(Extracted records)
------------------------------------------------

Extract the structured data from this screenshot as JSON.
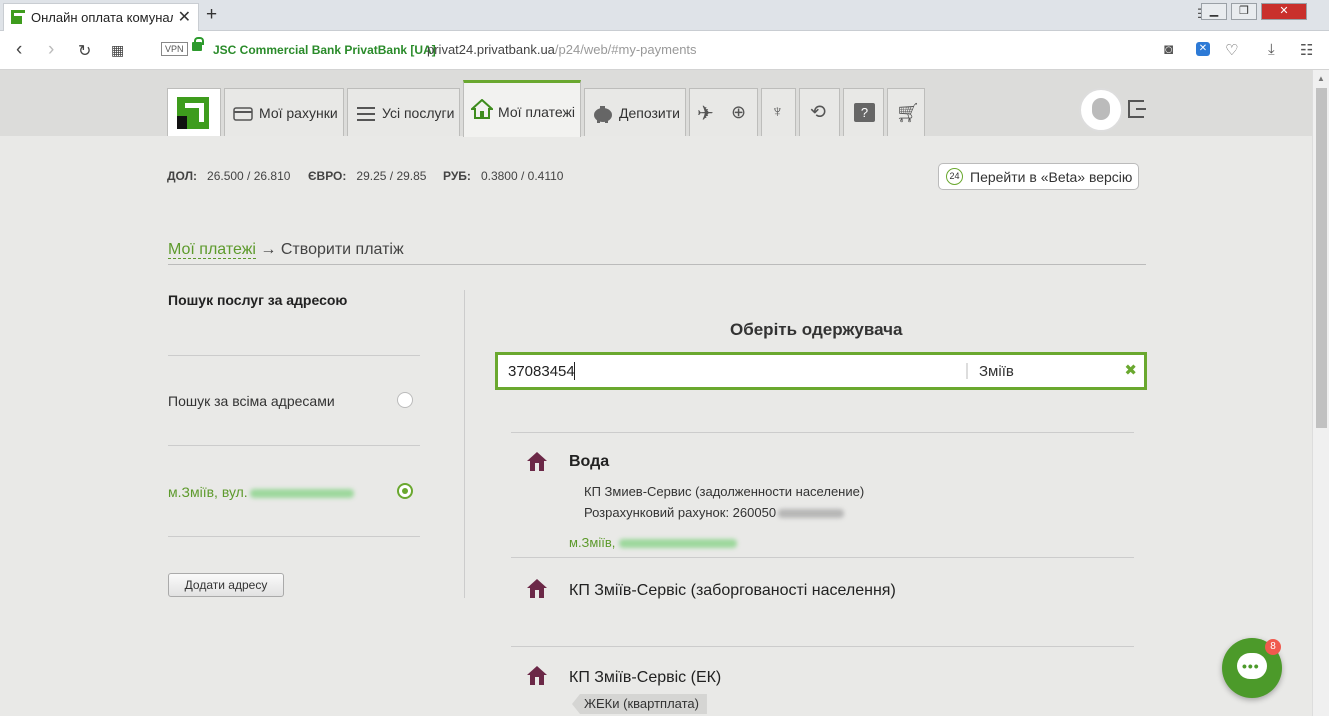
{
  "browser": {
    "tab_title": "Онлайн оплата комунальн",
    "url_host": "privat24.privatbank.ua",
    "url_path": "/p24/web/#my-payments",
    "org_name": "JSC Commercial Bank PrivatBank [UA]",
    "vpn_label": "VPN"
  },
  "nav": {
    "tabs": [
      "Мої рахунки",
      "Усі послуги",
      "Мої платежі",
      "Депозити"
    ],
    "active": "Мої платежі"
  },
  "rates": {
    "usd_label": "ДОЛ:",
    "usd": "26.500 / 26.810",
    "eur_label": "ЄВРО:",
    "eur": "29.25 / 29.85",
    "rub_label": "РУБ:",
    "rub": "0.3800 / 0.4110"
  },
  "beta": {
    "badge": "24",
    "label": "Перейти в «Beta» версію"
  },
  "breadcrumb": {
    "link": "Мої платежі",
    "arrow": "→",
    "current": "Створити платіж"
  },
  "left": {
    "title": "Пошук послуг за адресою",
    "all_addresses": "Пошук за всіма адресами",
    "address": "м.Зміїв, вул.",
    "add_button": "Додати адресу"
  },
  "right": {
    "title": "Оберіть одержувача",
    "search_value": "37083454",
    "city_value": "Зміїв",
    "results": [
      {
        "name": "Вода",
        "org": "КП Змиев-Сервис (задолженности население)",
        "account": "Розрахунковий рахунок: 260050",
        "address": "м.Зміїв,"
      },
      {
        "name": "КП Зміїв-Сервіс (заборгованості населення)"
      },
      {
        "name": "КП Зміїв-Сервіс (ЕК)",
        "tag": "ЖЕКи (квартплата)"
      }
    ]
  },
  "chat": {
    "badge": "8"
  },
  "colors": {
    "accent": "#6aa82f",
    "brand": "#3e9c1d",
    "house": "#6b2847"
  }
}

------------------------------------------------

> Problem details
Output the lines above in full and exactly as given, omitting any pictures.

> Response to the task
Extract the structured data from this screenshot as JSON.
{
  "browser": {
    "tab_title": "Онлайн оплата комунальн",
    "url_host": "privat24.privatbank.ua",
    "url_path": "/p24/web/#my-payments",
    "org_name": "JSC Commercial Bank PrivatBank [UA]",
    "vpn_label": "VPN"
  },
  "nav": {
    "tabs": [
      "Мої рахунки",
      "Усі послуги",
      "Мої платежі",
      "Депозити"
    ],
    "active": "Мої платежі"
  },
  "rates": {
    "usd_label": "ДОЛ:",
    "usd": "26.500 / 26.810",
    "eur_label": "ЄВРО:",
    "eur": "29.25 / 29.85",
    "rub_label": "РУБ:",
    "rub": "0.3800 / 0.4110"
  },
  "beta": {
    "badge": "24",
    "label": "Перейти в «Beta» версію"
  },
  "breadcrumb": {
    "link": "Мої платежі",
    "arrow": "→",
    "current": "Створити платіж"
  },
  "left": {
    "title": "Пошук послуг за адресою",
    "all_addresses": "Пошук за всіма адресами",
    "address": "м.Зміїв, вул.",
    "add_button": "Додати адресу"
  },
  "right": {
    "title": "Оберіть одержувача",
    "search_value": "37083454",
    "city_value": "Зміїв",
    "results": [
      {
        "name": "Вода",
        "org": "КП Змиев-Сервис (задолженности население)",
        "account": "Розрахунковий рахунок: 260050",
        "address": "м.Зміїв,"
      },
      {
        "name": "КП Зміїв-Сервіс (заборгованості населення)"
      },
      {
        "name": "КП Зміїв-Сервіс (ЕК)",
        "tag": "ЖЕКи (квартплата)"
      }
    ]
  },
  "chat": {
    "badge": "8"
  },
  "colors": {
    "accent": "#6aa82f",
    "brand": "#3e9c1d",
    "house": "#6b2847"
  }
}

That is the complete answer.